Stored records
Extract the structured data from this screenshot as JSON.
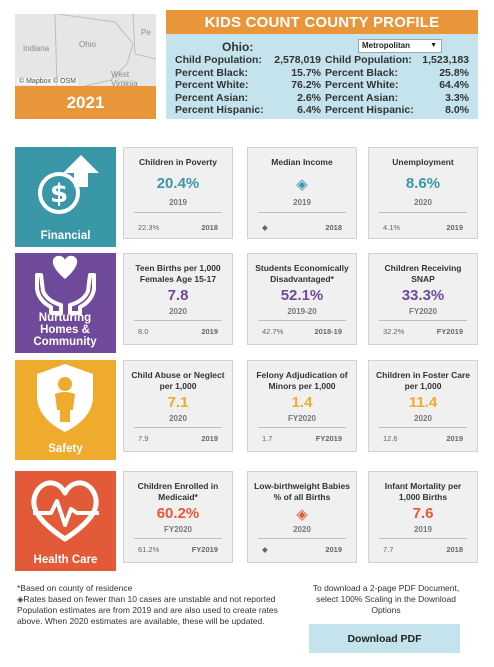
{
  "map": {
    "labels": [
      "Indiana",
      "Ohio",
      "West Virginia",
      "Pe"
    ],
    "credit": "© Mapbox © OSM"
  },
  "year": "2021",
  "profile": {
    "title": "KIDS COUNT COUNTY PROFILE",
    "state_name": "Ohio:",
    "area_select": "Metropolitan",
    "state_stats": [
      {
        "label": "Child Population:",
        "value": "2,578,019"
      },
      {
        "label": "Percent Black:",
        "value": "15.7%"
      },
      {
        "label": "Percent White:",
        "value": "76.2%"
      },
      {
        "label": "Percent Asian:",
        "value": "2.6%"
      },
      {
        "label": "Percent Hispanic:",
        "value": "6.4%"
      }
    ],
    "area_stats": [
      {
        "label": "Child Population:",
        "value": "1,523,183"
      },
      {
        "label": "Percent Black:",
        "value": "25.8%"
      },
      {
        "label": "Percent White:",
        "value": "64.4%"
      },
      {
        "label": "Percent Asian:",
        "value": "3.3%"
      },
      {
        "label": "Percent Hispanic:",
        "value": "8.0%"
      }
    ]
  },
  "colors": {
    "financial": "#3a97a7",
    "nurturing": "#6f4a9a",
    "safety": "#eeab2e",
    "health": "#e25a38",
    "orange": "#e9963b",
    "light_blue": "#c4e3ec"
  },
  "categories": [
    {
      "label": "Financial",
      "icon": "money-arrow-icon",
      "cards": [
        {
          "title": "Children in Poverty",
          "value": "20.4%",
          "year": "2019",
          "prev_value": "22.3%",
          "prev_year": "2018"
        },
        {
          "title": "Median Income",
          "value": "◈",
          "year": "2019",
          "prev_value": "◆",
          "prev_year": "2018"
        },
        {
          "title": "Unemployment",
          "value": "8.6%",
          "year": "2020",
          "prev_value": "4.1%",
          "prev_year": "2019"
        }
      ]
    },
    {
      "label": "Nurturing Homes & Community",
      "icon": "hands-heart-icon",
      "cards": [
        {
          "title": "Teen Births per 1,000 Females Age 15-17",
          "value": "7.8",
          "year": "2020",
          "prev_value": "8.0",
          "prev_year": "2019"
        },
        {
          "title": "Students Economically Disadvantaged*",
          "value": "52.1%",
          "year": "2019-20",
          "prev_value": "42.7%",
          "prev_year": "2018-19"
        },
        {
          "title": "Children Receiving SNAP",
          "value": "33.3%",
          "year": "FY2020",
          "prev_value": "32.2%",
          "prev_year": "FY2019"
        }
      ]
    },
    {
      "label": "Safety",
      "icon": "shield-child-icon",
      "cards": [
        {
          "title": "Child Abuse or Neglect per 1,000",
          "value": "7.1",
          "year": "2020",
          "prev_value": "7.9",
          "prev_year": "2019"
        },
        {
          "title": "Felony Adjudication of Minors per 1,000",
          "value": "1.4",
          "year": "FY2020",
          "prev_value": "1.7",
          "prev_year": "FY2019"
        },
        {
          "title": "Children in Foster Care per 1,000",
          "value": "11.4",
          "year": "2020",
          "prev_value": "12.6",
          "prev_year": "2019"
        }
      ]
    },
    {
      "label": "Health Care",
      "icon": "heart-pulse-icon",
      "cards": [
        {
          "title": "Children Enrolled in Medicaid*",
          "value": "60.2%",
          "year": "FY2020",
          "prev_value": "61.2%",
          "prev_year": "FY2019"
        },
        {
          "title": "Low-birthweight Babies % of all Births",
          "value": "◈",
          "year": "2020",
          "prev_value": "◆",
          "prev_year": "2019"
        },
        {
          "title": "Infant Mortality per 1,000 Births",
          "value": "7.6",
          "year": "2019",
          "prev_value": "7.7",
          "prev_year": "2018"
        }
      ]
    }
  ],
  "footer": {
    "notes": [
      "*Based on county of residence",
      "◈Rates based on fewer than 10 cases are unstable and not reported",
      "Population estimates are from 2019 and are also used to create rates above. When 2020 estimates are available, these will be updated."
    ],
    "download_text": "To download a 2-page PDF Document, select 100% Scaling in the Download Options",
    "download_button": "Download PDF"
  }
}
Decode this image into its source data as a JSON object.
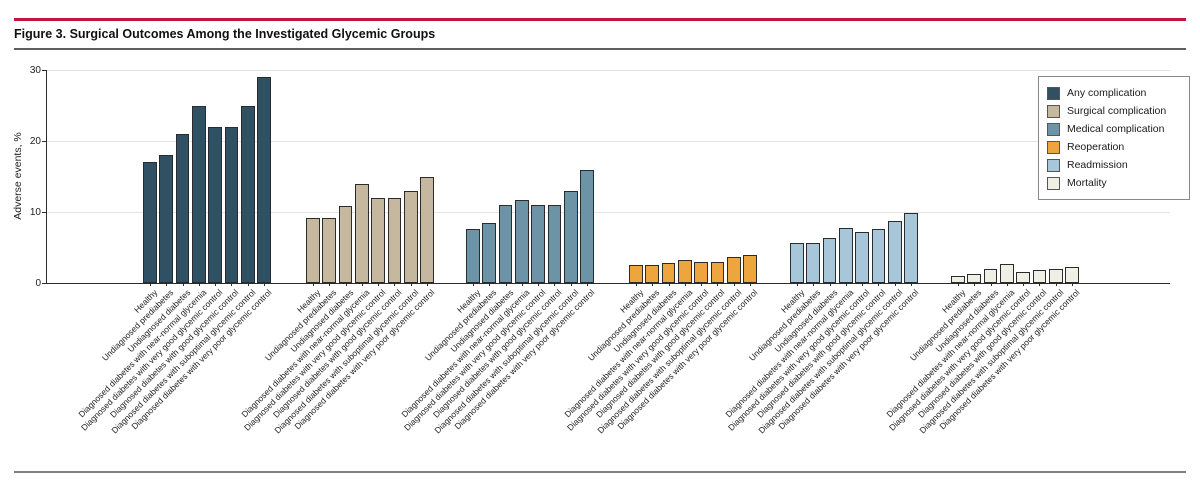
{
  "figure": {
    "title": "Figure 3. Surgical Outcomes Among the Investigated Glycemic Groups",
    "accent_color": "#c01640"
  },
  "chart_data": {
    "type": "bar",
    "title": "Figure 3. Surgical Outcomes Among the Investigated Glycemic Groups",
    "xlabel": "",
    "ylabel": "Adverse events, %",
    "ylim": [
      0,
      30
    ],
    "yticks": [
      0,
      10,
      20,
      30
    ],
    "grid": true,
    "legend_position": "top-right",
    "categories": [
      "Healthy",
      "Undiagnosed prediabetes",
      "Undiagnosed diabetes",
      "Diagnosed diabetes with near-normal glycemia",
      "Diagnosed diabetes with very good glycemic control",
      "Diagnosed diabetes with good glycemic control",
      "Diagnosed diabetes with suboptimal glycemic control",
      "Diagnosed diabetes with very poor glycemic control"
    ],
    "series": [
      {
        "name": "Any complication",
        "color": "#2f5163",
        "values": [
          17,
          18,
          21,
          25,
          22,
          22,
          25,
          29
        ]
      },
      {
        "name": "Surgical complication",
        "color": "#c6b89f",
        "values": [
          9.2,
          9.2,
          10.8,
          13.9,
          12,
          12,
          13,
          15
        ]
      },
      {
        "name": "Medical complication",
        "color": "#6d93a6",
        "values": [
          7.6,
          8.4,
          11,
          11.7,
          11,
          11,
          13,
          15.9
        ]
      },
      {
        "name": "Reoperation",
        "color": "#eda63e",
        "values": [
          2.5,
          2.5,
          2.8,
          3.3,
          3,
          3,
          3.6,
          3.9
        ]
      },
      {
        "name": "Readmission",
        "color": "#a8c6d9",
        "values": [
          5.7,
          5.7,
          6.4,
          7.8,
          7.2,
          7.6,
          8.7,
          9.8
        ]
      },
      {
        "name": "Mortality",
        "color": "#f0efe5",
        "values": [
          1,
          1.2,
          2,
          2.7,
          1.6,
          1.9,
          2,
          2.2
        ]
      }
    ]
  }
}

◆ **WHAT IS ASKED**: Scan the listing above. Collect all lines with the word "control".

◆ **TASK ANSWER**:
      "Diagnosed diabetes with very good glycemic control",
      "Diagnosed diabetes with good glycemic control",
      "Diagnosed diabetes with suboptimal glycemic control",
      "Diagnosed diabetes with very poor glycemic control"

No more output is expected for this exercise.